Goal. Show each line from the listing that includes the word "JSON".

Provided data.
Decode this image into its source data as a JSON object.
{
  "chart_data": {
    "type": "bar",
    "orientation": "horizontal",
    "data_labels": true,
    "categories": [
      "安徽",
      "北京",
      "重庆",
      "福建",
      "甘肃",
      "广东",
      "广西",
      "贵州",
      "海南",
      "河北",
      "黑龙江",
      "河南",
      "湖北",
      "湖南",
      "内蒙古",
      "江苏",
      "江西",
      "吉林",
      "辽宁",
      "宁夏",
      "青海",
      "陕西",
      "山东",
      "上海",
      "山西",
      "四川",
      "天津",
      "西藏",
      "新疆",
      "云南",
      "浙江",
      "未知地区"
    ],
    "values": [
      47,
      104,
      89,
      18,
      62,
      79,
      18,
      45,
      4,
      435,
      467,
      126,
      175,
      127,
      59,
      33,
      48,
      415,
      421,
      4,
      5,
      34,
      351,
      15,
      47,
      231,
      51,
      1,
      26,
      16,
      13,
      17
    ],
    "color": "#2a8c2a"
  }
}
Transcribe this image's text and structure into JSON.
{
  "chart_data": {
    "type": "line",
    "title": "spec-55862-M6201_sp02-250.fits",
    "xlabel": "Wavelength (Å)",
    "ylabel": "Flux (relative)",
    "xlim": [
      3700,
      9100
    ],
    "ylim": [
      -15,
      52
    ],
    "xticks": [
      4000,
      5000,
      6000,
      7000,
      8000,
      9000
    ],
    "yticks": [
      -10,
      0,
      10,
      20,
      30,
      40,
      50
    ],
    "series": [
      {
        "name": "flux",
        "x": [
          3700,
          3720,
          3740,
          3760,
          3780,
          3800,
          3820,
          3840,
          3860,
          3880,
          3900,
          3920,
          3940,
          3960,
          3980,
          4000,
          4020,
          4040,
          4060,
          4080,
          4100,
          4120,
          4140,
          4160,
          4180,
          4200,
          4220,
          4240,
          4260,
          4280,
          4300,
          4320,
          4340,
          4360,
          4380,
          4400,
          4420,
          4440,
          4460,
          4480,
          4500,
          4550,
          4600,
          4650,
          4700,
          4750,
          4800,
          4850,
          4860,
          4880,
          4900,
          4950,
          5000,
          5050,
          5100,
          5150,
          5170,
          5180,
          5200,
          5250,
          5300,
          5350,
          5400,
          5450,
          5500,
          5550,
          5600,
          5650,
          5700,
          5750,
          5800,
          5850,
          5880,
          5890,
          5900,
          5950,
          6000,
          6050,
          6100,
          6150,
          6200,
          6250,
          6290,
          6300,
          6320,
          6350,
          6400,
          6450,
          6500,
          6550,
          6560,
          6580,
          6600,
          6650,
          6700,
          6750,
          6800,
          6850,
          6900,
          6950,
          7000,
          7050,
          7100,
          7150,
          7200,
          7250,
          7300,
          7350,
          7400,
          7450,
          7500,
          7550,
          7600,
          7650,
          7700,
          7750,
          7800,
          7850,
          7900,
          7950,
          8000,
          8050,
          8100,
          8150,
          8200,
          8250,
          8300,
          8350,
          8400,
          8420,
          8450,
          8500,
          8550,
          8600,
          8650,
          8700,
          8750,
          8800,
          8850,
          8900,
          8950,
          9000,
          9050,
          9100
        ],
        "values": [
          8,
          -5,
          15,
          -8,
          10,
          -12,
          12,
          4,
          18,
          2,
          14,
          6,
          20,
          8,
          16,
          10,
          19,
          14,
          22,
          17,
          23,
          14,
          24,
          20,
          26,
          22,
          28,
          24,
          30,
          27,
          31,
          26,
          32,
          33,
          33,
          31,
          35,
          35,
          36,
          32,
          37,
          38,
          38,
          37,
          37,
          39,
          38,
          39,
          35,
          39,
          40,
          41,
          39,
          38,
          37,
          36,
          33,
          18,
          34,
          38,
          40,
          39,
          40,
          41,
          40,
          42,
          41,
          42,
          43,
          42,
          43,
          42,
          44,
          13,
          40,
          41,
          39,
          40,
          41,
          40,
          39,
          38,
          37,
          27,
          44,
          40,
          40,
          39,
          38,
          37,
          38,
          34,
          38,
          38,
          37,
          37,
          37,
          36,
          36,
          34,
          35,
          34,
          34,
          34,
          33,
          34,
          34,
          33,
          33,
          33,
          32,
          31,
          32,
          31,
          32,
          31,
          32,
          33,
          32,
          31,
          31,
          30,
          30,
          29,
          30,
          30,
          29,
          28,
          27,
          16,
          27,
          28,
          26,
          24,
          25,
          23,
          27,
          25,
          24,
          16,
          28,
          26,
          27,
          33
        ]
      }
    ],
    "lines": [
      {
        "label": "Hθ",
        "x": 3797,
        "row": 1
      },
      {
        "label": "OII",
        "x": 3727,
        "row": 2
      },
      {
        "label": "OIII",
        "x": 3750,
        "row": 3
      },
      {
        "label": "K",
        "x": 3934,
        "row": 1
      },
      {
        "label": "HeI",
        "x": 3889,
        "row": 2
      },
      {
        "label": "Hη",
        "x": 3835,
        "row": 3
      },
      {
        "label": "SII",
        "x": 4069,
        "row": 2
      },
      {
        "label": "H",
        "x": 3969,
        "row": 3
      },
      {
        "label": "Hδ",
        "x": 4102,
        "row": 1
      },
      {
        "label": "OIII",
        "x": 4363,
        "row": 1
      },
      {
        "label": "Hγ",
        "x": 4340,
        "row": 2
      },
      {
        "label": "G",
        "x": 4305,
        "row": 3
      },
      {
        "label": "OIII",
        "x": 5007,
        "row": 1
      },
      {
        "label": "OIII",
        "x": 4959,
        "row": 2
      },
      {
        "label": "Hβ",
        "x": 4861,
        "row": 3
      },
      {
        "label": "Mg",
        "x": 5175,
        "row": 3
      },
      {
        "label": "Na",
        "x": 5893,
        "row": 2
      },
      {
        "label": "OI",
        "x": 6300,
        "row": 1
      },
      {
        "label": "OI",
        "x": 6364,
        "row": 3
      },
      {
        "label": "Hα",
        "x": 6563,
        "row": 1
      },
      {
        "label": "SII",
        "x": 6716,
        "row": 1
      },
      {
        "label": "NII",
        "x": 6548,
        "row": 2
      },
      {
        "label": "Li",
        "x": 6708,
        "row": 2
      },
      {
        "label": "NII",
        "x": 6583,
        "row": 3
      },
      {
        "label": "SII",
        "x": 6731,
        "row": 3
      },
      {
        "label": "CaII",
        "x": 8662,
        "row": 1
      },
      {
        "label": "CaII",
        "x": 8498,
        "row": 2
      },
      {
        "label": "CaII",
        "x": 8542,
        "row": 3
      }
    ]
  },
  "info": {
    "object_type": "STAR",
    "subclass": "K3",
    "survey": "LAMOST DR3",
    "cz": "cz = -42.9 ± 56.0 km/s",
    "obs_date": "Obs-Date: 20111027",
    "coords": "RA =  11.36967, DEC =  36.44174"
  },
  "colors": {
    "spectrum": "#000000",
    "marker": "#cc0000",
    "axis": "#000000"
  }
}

Solution for this task.
Decode this image into its source data as a JSON object.
Transcribe this image's text and structure into JSON.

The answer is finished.